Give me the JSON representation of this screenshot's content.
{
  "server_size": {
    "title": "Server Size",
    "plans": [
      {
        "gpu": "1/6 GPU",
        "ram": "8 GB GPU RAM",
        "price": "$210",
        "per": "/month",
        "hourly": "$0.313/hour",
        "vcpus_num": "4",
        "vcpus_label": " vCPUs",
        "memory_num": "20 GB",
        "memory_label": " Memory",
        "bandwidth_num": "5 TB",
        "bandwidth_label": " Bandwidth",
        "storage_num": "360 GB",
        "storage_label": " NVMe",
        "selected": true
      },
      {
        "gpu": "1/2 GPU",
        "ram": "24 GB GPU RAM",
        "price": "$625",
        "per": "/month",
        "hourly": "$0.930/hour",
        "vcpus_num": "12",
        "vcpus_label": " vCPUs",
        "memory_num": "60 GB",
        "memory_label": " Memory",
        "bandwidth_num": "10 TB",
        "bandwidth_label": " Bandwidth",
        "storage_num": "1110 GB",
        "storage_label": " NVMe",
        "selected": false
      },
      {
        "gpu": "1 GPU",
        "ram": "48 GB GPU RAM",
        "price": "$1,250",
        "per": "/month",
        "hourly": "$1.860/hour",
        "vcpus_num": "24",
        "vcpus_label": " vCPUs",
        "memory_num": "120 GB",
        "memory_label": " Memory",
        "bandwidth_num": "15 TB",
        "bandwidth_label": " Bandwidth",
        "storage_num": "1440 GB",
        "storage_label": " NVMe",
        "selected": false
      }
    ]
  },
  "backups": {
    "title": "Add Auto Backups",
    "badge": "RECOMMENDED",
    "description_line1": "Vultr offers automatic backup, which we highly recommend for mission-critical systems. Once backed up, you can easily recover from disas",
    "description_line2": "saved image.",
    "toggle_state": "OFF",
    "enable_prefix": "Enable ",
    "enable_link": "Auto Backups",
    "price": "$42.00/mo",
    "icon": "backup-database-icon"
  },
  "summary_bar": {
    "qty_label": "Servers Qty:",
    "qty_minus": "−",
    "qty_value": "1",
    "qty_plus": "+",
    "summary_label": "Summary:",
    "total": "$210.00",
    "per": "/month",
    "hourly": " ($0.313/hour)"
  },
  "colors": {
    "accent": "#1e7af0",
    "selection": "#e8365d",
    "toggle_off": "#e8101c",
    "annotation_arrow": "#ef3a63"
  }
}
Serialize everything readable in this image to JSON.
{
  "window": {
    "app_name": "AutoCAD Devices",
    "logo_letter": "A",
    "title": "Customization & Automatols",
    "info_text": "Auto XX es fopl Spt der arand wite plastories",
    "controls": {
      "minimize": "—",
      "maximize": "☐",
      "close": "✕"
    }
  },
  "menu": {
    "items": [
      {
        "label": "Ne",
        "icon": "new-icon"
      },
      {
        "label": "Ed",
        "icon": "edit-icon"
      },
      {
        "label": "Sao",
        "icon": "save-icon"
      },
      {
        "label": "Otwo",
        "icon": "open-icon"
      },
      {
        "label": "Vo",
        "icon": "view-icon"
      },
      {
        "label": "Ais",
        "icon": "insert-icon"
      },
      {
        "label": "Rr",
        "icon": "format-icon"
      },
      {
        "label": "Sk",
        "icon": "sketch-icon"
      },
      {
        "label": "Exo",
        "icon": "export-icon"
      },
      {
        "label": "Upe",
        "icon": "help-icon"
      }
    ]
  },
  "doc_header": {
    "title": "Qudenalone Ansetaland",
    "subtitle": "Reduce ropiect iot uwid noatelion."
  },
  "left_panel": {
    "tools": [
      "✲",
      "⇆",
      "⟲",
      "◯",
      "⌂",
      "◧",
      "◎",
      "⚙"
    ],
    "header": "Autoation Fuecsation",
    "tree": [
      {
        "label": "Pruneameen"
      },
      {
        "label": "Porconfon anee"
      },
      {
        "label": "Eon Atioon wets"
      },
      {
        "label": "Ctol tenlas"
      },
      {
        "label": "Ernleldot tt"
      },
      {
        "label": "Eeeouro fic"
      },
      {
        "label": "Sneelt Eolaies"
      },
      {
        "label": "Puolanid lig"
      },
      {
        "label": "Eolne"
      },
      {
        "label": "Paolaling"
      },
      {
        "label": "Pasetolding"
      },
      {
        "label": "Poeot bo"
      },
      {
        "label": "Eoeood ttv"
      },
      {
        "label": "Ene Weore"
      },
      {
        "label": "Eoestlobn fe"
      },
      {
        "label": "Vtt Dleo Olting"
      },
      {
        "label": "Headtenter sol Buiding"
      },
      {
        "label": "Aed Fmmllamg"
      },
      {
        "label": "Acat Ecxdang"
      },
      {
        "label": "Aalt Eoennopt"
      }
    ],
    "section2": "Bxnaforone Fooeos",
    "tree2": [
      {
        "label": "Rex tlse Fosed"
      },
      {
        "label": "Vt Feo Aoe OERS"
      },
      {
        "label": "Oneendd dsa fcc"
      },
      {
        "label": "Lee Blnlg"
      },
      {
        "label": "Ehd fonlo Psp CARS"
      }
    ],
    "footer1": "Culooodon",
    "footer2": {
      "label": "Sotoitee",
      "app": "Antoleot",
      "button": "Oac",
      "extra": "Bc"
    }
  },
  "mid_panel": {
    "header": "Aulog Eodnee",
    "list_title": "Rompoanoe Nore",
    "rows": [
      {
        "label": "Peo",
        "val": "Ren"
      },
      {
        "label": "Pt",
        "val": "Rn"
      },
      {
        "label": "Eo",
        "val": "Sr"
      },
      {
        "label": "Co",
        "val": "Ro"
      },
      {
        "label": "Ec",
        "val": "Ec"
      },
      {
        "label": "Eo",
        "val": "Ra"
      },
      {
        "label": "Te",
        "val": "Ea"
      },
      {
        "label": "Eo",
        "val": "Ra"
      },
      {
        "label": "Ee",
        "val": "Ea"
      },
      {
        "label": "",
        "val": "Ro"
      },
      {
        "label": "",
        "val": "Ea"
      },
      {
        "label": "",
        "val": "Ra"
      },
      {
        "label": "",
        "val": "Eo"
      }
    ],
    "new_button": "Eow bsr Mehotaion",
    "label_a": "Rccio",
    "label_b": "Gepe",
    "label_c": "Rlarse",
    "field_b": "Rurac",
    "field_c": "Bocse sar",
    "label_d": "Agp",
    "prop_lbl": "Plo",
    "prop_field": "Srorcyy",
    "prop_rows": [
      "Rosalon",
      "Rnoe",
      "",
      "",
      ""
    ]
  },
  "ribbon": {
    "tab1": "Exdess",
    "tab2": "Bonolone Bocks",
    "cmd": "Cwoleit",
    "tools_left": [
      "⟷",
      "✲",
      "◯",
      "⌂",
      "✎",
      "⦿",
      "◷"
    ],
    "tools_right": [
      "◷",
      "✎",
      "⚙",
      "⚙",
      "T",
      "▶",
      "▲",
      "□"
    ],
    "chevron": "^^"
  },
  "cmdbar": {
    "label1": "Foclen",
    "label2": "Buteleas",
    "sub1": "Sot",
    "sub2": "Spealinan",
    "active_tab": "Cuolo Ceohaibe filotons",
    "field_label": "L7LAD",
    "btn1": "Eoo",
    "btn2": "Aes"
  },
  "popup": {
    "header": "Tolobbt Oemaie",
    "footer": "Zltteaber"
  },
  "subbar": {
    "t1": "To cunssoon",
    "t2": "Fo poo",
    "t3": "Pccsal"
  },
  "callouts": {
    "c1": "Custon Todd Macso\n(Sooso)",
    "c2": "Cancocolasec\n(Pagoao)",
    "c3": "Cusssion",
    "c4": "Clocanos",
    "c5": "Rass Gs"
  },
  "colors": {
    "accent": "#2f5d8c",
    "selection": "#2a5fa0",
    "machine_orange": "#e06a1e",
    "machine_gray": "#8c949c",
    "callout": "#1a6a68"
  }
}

## OBJECTIVE
Search the entries for the word "selection", then gather every line that has it.

## COMPLETE OUTPUT
    "selection": "#e8365d",
    "selection": "#2a5fa0",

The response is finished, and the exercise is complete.